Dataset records
## START
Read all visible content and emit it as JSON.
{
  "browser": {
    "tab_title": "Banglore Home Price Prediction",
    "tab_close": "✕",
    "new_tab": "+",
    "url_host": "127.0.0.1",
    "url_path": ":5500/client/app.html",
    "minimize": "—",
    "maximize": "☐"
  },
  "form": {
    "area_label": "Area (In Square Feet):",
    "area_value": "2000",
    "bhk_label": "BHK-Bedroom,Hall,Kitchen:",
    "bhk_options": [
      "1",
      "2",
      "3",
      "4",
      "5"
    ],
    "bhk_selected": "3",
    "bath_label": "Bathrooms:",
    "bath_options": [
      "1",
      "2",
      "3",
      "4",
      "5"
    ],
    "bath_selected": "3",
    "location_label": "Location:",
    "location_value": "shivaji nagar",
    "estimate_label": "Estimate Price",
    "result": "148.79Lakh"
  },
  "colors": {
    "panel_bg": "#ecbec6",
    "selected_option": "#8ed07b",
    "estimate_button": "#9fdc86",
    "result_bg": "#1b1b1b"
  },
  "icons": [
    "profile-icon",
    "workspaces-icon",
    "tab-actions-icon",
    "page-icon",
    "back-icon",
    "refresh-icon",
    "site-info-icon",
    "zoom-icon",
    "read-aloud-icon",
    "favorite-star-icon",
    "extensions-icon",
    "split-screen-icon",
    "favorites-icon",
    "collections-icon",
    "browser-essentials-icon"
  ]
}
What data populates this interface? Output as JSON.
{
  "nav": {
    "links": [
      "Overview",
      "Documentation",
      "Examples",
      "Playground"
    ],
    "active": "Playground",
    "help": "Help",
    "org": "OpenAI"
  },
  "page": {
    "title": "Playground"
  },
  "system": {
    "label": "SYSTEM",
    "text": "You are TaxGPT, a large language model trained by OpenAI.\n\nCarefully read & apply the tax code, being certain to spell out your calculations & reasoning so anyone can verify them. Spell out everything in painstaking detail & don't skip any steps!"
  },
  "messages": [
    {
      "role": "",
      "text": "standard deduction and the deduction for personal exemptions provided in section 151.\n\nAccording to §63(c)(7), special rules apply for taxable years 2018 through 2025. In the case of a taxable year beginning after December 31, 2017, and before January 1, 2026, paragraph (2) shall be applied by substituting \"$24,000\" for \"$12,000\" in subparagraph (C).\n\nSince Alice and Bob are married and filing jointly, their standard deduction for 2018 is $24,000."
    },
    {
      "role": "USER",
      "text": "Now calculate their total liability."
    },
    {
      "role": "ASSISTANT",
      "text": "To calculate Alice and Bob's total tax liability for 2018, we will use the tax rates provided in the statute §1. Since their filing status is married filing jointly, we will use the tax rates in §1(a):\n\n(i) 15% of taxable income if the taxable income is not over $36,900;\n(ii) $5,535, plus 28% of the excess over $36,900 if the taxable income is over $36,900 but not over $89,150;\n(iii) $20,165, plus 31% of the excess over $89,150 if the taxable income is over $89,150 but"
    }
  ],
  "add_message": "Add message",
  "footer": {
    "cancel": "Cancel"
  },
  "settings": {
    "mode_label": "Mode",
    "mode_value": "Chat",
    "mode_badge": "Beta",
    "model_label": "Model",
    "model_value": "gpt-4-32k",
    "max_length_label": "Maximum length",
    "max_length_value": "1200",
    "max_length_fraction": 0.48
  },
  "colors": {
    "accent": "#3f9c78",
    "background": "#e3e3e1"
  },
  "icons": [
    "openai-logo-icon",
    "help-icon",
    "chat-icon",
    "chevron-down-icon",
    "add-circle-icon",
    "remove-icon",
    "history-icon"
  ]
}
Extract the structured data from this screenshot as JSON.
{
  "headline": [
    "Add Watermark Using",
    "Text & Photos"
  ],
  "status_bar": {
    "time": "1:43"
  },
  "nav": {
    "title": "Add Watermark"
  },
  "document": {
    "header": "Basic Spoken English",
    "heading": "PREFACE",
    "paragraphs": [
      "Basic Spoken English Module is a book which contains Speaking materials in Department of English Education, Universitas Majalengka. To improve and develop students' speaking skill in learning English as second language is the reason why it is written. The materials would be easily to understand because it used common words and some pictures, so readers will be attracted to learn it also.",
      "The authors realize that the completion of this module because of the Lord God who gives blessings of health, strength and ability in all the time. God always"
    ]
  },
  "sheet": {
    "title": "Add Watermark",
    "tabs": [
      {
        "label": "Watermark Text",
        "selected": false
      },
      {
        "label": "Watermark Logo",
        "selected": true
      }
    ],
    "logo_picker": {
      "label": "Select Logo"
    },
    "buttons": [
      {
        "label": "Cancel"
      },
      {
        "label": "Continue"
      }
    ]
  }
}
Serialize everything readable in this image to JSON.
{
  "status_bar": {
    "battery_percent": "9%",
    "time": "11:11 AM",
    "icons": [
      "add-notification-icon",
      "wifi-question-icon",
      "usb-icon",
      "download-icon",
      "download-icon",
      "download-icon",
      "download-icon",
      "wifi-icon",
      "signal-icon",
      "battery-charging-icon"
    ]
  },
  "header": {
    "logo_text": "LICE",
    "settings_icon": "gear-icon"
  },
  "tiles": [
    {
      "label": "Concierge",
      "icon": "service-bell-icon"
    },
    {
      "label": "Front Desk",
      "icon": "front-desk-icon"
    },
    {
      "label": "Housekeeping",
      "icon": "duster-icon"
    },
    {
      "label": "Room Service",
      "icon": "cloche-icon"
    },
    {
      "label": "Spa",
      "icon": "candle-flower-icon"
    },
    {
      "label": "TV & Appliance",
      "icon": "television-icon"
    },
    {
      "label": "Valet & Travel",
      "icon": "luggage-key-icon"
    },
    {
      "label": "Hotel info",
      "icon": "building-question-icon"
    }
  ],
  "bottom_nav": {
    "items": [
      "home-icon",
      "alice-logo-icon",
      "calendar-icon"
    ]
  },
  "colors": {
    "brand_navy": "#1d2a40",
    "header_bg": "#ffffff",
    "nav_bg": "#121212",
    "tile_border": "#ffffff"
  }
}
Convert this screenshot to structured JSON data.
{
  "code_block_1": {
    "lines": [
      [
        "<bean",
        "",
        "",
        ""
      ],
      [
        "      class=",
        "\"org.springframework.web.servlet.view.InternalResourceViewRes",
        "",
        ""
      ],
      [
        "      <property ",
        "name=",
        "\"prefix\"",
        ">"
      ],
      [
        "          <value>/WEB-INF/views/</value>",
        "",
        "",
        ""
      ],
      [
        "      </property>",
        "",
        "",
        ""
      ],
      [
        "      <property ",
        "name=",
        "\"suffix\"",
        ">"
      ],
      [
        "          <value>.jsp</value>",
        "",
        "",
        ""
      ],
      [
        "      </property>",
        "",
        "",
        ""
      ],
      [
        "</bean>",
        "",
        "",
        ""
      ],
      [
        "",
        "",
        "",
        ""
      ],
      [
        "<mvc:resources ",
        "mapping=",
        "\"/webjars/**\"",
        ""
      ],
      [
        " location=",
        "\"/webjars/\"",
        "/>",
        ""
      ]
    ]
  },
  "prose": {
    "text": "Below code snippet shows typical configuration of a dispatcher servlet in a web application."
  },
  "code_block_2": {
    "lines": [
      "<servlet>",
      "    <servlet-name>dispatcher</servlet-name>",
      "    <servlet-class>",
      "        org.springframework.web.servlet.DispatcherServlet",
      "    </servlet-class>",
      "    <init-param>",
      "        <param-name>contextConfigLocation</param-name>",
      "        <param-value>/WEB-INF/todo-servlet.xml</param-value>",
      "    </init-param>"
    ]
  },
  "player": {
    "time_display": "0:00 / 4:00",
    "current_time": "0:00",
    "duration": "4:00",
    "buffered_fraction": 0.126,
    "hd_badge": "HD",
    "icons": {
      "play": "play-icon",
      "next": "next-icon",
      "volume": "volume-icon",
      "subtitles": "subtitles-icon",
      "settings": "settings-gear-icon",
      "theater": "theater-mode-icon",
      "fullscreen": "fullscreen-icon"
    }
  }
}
## END
PROBLEM STATEMENT
Filter the entries above down to the lines containing the word "structured".

EXERCISE ANSWER
Extract the structured data from this screenshot as JSON.
Convert this screenshot to structured JSON data.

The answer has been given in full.